══ THE RECORDS ══

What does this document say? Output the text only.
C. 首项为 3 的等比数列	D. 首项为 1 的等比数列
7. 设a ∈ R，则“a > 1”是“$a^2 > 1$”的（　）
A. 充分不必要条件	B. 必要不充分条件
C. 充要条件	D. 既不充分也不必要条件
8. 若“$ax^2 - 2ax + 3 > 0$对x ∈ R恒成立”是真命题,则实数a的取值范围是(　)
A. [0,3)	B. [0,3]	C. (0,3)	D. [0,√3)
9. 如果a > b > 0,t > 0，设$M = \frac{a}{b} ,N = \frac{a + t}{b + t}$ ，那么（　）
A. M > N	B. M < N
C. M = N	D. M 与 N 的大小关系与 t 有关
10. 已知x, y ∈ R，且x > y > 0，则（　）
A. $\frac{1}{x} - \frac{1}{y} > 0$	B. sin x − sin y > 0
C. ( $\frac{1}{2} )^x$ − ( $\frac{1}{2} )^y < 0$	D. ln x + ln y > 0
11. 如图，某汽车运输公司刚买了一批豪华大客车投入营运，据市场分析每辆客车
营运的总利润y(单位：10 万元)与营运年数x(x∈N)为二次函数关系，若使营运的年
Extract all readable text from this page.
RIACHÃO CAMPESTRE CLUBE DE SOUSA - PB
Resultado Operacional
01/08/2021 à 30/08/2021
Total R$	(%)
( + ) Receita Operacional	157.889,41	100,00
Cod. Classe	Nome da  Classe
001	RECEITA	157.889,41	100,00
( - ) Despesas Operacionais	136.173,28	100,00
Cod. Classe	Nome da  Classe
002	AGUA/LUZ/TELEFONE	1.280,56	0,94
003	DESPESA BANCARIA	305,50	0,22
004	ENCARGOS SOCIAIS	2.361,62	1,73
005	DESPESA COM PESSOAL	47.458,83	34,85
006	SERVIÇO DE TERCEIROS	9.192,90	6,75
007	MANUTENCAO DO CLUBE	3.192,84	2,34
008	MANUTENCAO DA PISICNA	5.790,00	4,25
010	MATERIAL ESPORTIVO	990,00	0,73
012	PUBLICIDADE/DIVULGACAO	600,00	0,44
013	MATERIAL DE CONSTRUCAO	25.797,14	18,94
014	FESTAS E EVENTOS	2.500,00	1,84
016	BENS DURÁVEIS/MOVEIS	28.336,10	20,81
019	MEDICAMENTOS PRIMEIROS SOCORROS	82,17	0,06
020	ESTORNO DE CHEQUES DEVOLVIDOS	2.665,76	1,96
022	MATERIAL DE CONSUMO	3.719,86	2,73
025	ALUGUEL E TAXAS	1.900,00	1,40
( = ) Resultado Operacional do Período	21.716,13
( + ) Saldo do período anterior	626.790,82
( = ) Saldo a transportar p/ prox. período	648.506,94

═══

■ DO THIS: Extract every line from the records above that contains the word "MANUTENCAO".

■ RIGHT ANSWER:
007	MANUTENCAO DO CLUBE	3.192,84	2,34
008	MANUTENCAO DA PISICNA	5.790,00	4,25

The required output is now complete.